YOUR OBJECTIVE:
In the material below, identify each line bearing the word "Extreme". Reproduce those lines.
BEGIN RAW DATA
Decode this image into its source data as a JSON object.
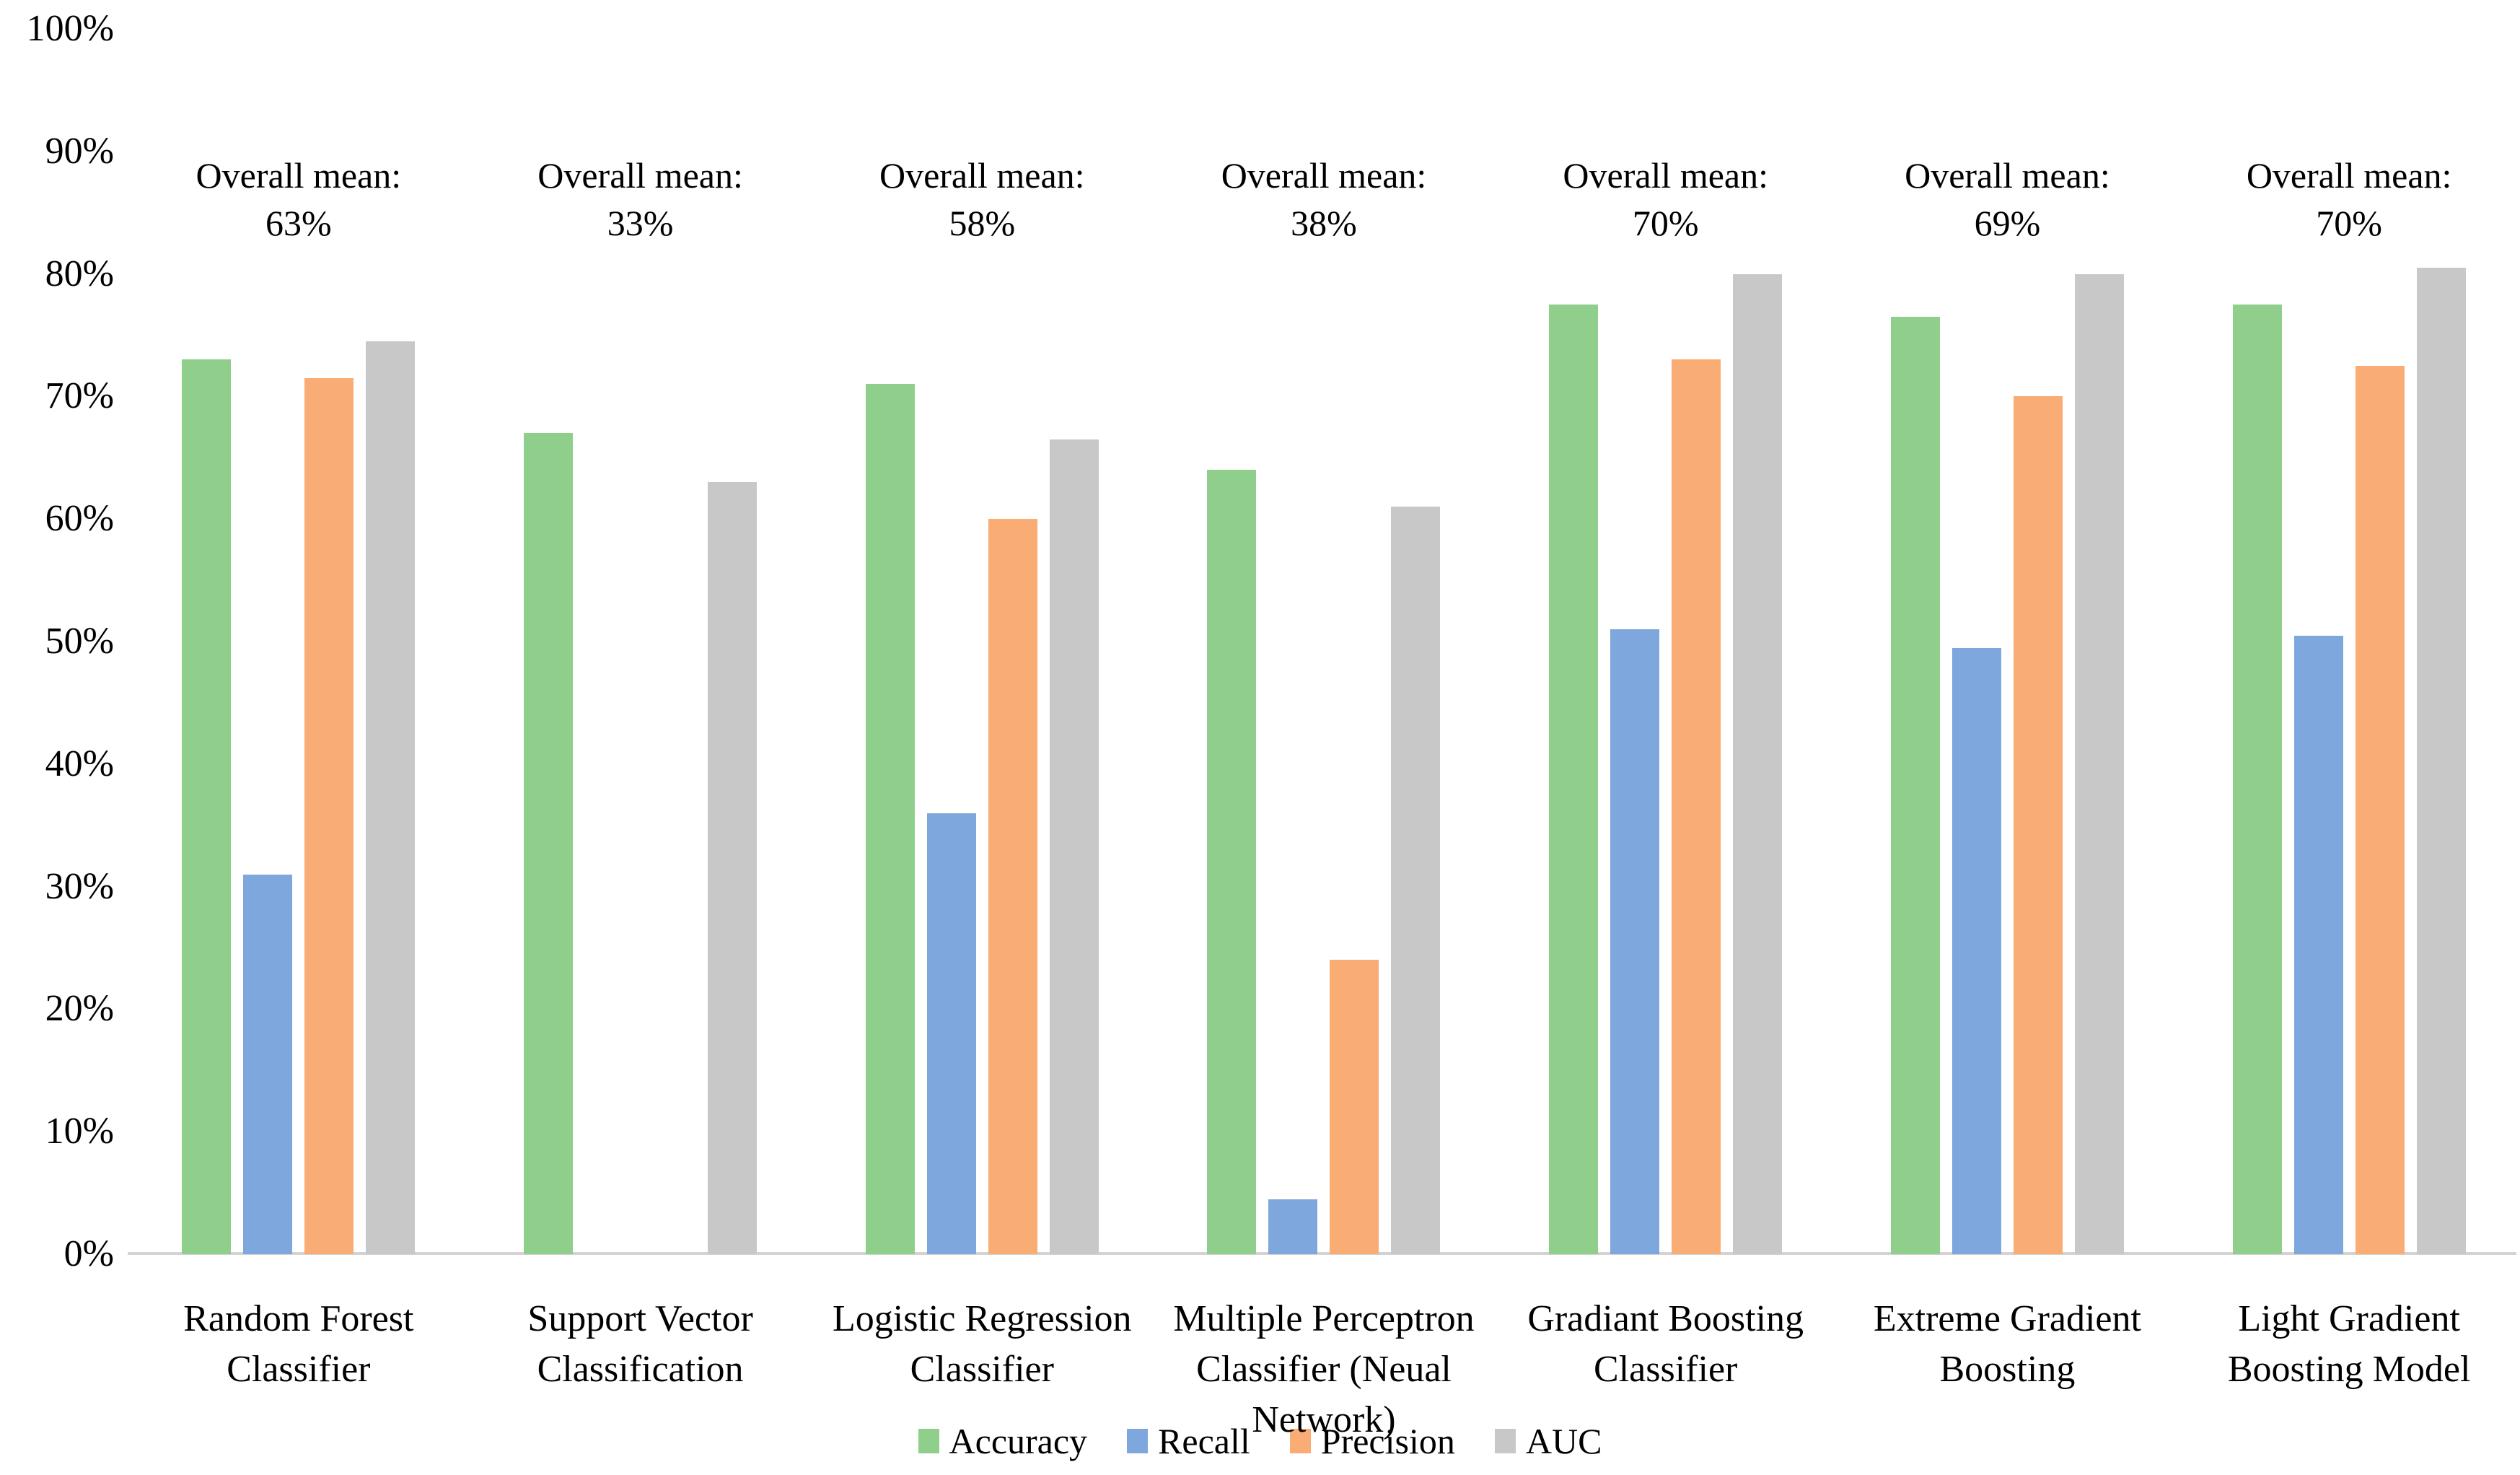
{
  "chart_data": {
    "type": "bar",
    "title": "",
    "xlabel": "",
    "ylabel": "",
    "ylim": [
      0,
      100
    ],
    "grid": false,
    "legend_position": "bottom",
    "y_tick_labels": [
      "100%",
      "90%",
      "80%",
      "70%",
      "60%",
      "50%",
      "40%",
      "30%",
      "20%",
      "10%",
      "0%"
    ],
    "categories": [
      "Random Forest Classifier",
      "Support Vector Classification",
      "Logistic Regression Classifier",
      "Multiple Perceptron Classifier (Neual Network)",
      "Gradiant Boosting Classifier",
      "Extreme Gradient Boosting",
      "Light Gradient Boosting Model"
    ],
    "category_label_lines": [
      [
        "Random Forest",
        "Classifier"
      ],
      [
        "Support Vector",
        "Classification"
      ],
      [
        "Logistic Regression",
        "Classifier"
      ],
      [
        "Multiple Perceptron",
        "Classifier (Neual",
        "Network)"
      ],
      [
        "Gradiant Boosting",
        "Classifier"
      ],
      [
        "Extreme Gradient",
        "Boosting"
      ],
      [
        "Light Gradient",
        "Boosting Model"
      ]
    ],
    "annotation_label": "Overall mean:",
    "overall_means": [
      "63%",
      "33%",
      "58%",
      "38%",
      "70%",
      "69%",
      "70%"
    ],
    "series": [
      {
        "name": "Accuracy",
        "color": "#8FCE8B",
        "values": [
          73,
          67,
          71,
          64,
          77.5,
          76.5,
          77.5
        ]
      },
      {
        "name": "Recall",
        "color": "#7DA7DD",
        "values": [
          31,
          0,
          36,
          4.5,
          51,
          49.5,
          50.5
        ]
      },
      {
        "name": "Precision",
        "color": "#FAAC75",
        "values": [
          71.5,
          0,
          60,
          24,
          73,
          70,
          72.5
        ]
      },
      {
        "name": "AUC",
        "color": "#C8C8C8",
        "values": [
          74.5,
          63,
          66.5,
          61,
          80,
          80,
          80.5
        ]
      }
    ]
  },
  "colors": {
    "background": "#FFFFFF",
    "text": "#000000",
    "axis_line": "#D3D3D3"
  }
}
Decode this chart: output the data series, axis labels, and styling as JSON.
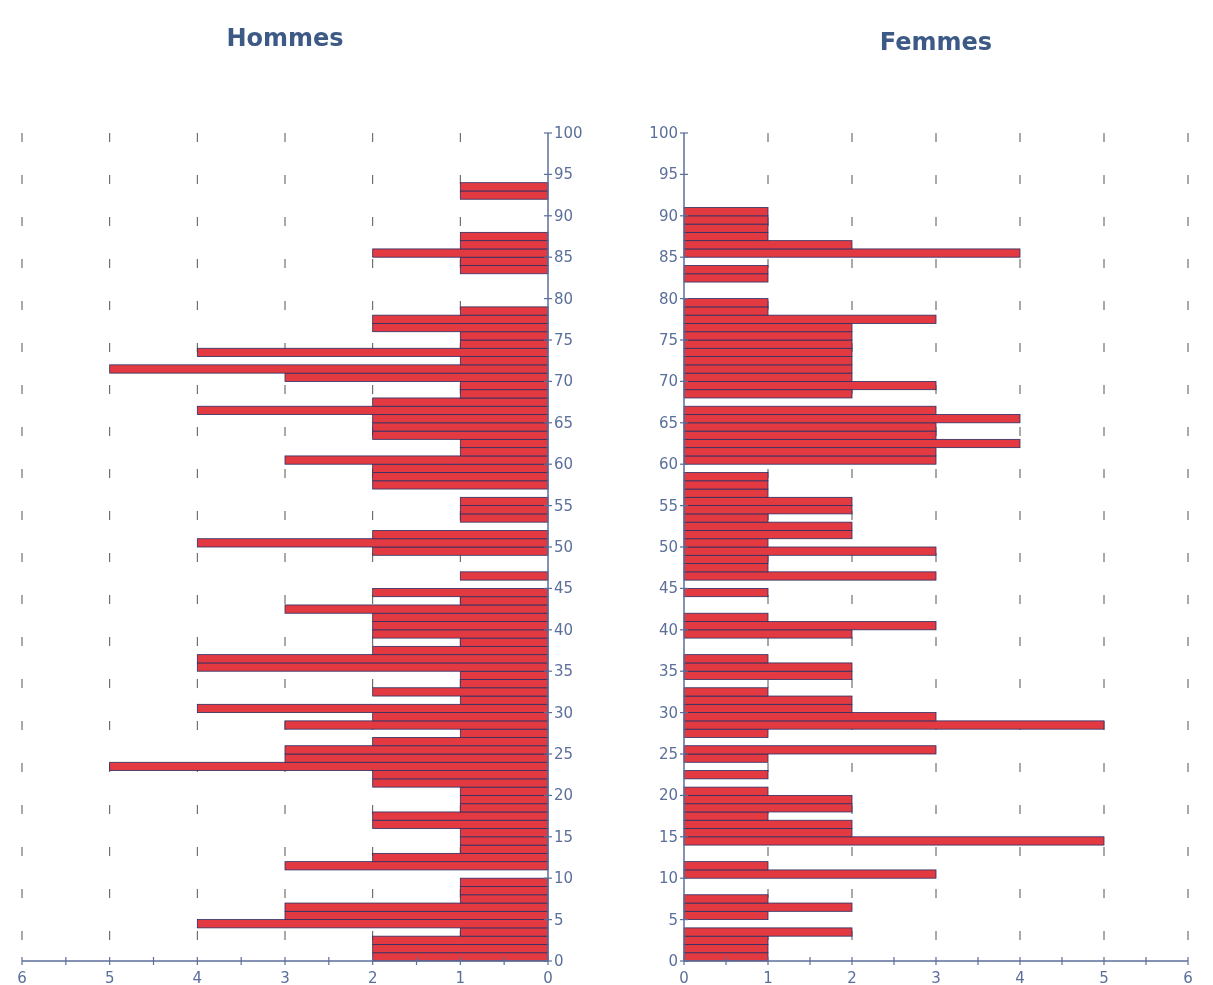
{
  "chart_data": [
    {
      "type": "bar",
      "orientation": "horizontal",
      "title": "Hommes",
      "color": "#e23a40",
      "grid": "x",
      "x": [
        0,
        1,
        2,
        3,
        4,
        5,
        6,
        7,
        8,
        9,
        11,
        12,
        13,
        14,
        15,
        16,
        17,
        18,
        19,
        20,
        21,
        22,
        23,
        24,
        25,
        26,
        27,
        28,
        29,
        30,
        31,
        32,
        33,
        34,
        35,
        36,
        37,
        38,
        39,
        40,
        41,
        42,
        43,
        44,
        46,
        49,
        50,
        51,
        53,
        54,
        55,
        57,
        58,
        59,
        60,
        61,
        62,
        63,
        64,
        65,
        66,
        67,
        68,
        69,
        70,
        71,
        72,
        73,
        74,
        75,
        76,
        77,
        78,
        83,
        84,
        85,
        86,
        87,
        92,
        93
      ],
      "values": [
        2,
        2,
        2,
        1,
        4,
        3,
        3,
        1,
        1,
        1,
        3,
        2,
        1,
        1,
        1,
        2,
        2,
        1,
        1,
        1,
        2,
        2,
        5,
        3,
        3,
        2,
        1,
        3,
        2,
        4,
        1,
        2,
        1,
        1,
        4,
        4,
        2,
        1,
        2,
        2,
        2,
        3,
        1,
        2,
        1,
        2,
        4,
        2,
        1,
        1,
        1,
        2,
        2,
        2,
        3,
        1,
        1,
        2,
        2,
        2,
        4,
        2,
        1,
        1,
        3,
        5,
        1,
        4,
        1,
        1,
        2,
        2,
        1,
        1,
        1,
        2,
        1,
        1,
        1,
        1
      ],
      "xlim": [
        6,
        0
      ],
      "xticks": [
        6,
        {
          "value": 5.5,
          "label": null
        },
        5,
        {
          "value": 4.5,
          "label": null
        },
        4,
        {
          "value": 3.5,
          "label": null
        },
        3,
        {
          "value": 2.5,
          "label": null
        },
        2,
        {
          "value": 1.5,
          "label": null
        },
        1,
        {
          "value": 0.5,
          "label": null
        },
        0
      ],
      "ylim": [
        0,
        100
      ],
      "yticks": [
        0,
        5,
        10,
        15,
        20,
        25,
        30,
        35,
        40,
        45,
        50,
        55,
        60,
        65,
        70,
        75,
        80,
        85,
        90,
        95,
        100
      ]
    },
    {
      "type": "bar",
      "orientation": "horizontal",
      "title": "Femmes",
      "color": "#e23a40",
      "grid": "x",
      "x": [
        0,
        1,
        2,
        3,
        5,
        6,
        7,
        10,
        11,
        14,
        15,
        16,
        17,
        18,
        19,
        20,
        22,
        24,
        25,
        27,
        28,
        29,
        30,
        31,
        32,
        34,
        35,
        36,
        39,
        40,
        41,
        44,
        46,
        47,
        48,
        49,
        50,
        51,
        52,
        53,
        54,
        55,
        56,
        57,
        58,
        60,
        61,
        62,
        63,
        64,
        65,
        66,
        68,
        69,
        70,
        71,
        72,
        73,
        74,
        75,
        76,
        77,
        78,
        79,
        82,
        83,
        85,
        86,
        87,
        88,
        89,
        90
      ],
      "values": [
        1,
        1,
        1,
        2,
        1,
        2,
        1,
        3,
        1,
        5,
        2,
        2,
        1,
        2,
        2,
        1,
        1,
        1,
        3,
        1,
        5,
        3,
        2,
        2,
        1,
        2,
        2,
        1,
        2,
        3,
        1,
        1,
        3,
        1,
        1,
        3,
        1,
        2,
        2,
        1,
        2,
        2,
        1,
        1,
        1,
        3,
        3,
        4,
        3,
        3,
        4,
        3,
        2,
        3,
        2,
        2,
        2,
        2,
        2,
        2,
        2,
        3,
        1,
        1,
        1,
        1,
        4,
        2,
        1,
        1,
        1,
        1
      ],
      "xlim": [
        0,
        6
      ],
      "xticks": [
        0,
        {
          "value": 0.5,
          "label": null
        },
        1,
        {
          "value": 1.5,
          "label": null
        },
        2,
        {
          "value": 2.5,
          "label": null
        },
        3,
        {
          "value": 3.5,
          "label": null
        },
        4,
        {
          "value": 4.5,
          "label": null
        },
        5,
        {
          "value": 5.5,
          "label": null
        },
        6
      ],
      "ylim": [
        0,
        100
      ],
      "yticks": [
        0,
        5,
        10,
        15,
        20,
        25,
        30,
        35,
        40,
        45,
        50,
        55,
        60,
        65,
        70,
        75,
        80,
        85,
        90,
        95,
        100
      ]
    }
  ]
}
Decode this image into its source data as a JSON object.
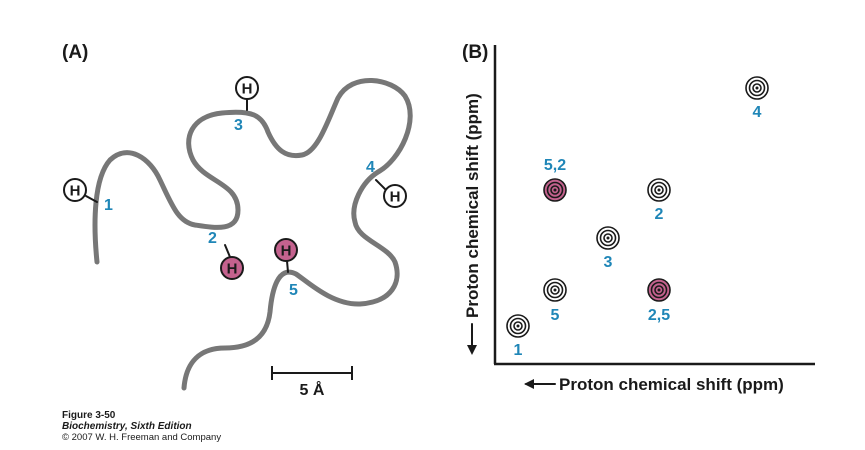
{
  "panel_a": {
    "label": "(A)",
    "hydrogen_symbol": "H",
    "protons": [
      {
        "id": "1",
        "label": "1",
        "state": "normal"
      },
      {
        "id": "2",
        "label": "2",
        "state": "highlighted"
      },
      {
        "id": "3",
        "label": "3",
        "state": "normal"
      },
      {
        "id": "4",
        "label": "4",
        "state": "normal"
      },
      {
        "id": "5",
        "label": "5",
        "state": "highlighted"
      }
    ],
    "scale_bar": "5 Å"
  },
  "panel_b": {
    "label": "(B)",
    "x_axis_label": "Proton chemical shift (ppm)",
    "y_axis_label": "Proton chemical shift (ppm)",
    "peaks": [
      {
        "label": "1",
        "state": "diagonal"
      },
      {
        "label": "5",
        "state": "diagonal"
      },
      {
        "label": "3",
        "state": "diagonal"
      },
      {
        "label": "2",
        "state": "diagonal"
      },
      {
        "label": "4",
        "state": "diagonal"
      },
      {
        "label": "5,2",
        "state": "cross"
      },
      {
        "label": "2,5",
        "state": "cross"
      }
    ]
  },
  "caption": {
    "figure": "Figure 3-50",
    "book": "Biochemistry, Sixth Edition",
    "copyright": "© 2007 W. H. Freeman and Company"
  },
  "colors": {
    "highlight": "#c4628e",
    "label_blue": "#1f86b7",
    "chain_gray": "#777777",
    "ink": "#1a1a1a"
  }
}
END RAW DATA
COMPLETE OUTPUT:
      "Extreme Gradient Boosting",
        "Extreme Gradient",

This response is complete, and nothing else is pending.